* **What to produce**:
Count the lines below that contain the word "JSON" and give only the number.
---------- Exercise input
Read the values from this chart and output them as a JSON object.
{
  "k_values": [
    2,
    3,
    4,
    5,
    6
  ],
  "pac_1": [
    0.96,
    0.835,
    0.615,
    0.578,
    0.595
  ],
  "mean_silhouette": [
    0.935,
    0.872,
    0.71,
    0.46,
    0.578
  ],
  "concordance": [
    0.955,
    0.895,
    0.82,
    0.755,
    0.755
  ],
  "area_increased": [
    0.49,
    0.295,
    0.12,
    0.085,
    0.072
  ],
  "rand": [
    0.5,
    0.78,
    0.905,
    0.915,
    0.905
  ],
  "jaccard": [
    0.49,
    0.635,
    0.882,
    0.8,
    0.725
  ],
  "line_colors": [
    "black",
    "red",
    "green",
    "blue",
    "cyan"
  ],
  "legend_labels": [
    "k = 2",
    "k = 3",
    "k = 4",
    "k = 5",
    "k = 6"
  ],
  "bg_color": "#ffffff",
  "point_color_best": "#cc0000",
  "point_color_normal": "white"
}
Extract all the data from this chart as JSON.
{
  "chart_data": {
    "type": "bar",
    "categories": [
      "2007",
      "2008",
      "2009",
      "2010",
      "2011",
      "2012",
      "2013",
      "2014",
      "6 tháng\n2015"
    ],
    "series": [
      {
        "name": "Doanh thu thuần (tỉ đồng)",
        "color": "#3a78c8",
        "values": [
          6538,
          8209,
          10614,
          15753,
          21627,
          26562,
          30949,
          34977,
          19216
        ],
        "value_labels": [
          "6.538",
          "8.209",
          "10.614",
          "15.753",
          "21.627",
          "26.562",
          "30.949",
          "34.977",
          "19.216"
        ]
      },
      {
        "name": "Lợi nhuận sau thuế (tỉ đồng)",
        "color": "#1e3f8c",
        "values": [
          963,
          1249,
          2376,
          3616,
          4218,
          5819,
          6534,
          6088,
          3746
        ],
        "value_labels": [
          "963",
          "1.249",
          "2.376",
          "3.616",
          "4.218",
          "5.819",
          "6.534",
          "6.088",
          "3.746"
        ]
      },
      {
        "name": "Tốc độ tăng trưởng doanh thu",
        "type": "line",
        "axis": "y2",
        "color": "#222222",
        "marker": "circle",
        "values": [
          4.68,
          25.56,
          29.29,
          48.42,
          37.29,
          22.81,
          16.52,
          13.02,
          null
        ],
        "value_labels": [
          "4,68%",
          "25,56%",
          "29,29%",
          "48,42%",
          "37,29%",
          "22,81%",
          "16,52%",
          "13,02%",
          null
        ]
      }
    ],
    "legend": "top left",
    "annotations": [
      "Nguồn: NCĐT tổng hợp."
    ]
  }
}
--------------------
---------- Exercise input
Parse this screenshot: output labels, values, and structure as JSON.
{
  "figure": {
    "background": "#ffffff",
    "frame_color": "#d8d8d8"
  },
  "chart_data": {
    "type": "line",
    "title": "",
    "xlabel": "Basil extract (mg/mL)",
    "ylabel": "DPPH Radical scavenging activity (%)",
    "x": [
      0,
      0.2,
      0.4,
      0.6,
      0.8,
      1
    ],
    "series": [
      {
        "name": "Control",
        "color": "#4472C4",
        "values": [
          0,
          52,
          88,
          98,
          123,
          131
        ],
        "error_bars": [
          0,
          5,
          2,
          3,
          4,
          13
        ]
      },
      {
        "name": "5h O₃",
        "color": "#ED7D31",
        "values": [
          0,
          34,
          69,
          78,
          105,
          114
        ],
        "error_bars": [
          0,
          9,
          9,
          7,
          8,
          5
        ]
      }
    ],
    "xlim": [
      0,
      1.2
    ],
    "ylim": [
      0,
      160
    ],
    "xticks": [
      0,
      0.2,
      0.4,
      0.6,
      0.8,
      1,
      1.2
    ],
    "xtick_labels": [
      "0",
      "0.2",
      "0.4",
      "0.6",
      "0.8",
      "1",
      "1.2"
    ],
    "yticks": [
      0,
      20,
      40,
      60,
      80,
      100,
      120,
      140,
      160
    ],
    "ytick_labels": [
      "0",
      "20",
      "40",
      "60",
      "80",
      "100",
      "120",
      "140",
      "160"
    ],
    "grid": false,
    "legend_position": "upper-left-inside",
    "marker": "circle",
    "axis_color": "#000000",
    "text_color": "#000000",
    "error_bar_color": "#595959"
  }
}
--------------------
* **Exercise response**:
3